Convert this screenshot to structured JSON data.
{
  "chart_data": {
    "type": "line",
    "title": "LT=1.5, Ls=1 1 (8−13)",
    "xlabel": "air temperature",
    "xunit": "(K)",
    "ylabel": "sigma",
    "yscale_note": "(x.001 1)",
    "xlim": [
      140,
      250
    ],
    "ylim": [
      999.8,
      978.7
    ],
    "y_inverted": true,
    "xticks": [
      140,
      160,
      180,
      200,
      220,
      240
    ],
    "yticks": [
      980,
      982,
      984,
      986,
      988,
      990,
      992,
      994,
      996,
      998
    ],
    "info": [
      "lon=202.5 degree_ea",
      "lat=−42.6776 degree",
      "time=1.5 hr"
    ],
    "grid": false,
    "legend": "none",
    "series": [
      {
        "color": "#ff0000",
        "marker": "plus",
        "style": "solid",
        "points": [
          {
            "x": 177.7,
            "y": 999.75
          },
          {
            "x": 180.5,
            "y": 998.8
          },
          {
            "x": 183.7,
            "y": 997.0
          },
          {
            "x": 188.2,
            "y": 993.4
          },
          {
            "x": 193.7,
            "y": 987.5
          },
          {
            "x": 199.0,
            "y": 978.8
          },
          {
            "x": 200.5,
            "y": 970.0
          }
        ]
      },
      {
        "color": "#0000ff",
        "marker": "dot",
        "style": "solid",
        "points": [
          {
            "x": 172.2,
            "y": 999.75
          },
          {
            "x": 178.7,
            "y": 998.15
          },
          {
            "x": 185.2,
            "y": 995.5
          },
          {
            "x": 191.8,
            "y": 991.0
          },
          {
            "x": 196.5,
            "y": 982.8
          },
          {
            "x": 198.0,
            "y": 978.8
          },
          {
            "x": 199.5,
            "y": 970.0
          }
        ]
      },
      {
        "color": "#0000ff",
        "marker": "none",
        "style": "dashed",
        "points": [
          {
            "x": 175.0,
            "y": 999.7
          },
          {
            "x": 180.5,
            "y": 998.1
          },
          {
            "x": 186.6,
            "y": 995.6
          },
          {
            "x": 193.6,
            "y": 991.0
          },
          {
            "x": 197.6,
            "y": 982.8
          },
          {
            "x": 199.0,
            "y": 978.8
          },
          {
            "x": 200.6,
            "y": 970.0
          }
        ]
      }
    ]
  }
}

━━━

Task objective.
Copy the data above exactly. Every line must be included.

Full response.
Convert this screenshot to structured JSON data.
{
  "chart_data": {
    "type": "line",
    "title": "LT=1.5, Ls=1 1 (8−13)",
    "xlabel": "air temperature",
    "xunit": "(K)",
    "ylabel": "sigma",
    "yscale_note": "(x.001 1)",
    "xlim": [
      140,
      250
    ],
    "ylim": [
      999.8,
      978.7
    ],
    "y_inverted": true,
    "xticks": [
      140,
      160,
      180,
      200,
      220,
      240
    ],
    "yticks": [
      980,
      982,
      984,
      986,
      988,
      990,
      992,
      994,
      996,
      998
    ],
    "info": [
      "lon=202.5 degree_ea",
      "lat=−42.6776 degree",
      "time=1.5 hr"
    ],
    "grid": false,
    "legend": "none",
    "series": [
      {
        "color": "#ff0000",
        "marker": "plus",
        "style": "solid",
        "points": [
          {
            "x": 177.7,
            "y": 999.75
          },
          {
            "x": 180.5,
            "y": 998.8
          },
          {
            "x": 183.7,
            "y": 997.0
          },
          {
            "x": 188.2,
            "y": 993.4
          },
          {
            "x": 193.7,
            "y": 987.5
          },
          {
            "x": 199.0,
            "y": 978.8
          },
          {
            "x": 200.5,
            "y": 970.0
          }
        ]
      },
      {
        "color": "#0000ff",
        "marker": "dot",
        "style": "solid",
        "points": [
          {
            "x": 172.2,
            "y": 999.75
          },
          {
            "x": 178.7,
            "y": 998.15
          },
          {
            "x": 185.2,
            "y": 995.5
          },
          {
            "x": 191.8,
            "y": 991.0
          },
          {
            "x": 196.5,
            "y": 982.8
          },
          {
            "x": 198.0,
            "y": 978.8
          },
          {
            "x": 199.5,
            "y": 970.0
          }
        ]
      },
      {
        "color": "#0000ff",
        "marker": "none",
        "style": "dashed",
        "points": [
          {
            "x": 175.0,
            "y": 999.7
          },
          {
            "x": 180.5,
            "y": 998.1
          },
          {
            "x": 186.6,
            "y": 995.6
          },
          {
            "x": 193.6,
            "y": 991.0
          },
          {
            "x": 197.6,
            "y": 982.8
          },
          {
            "x": 199.0,
            "y": 978.8
          },
          {
            "x": 200.6,
            "y": 970.0
          }
        ]
      }
    ]
  }
}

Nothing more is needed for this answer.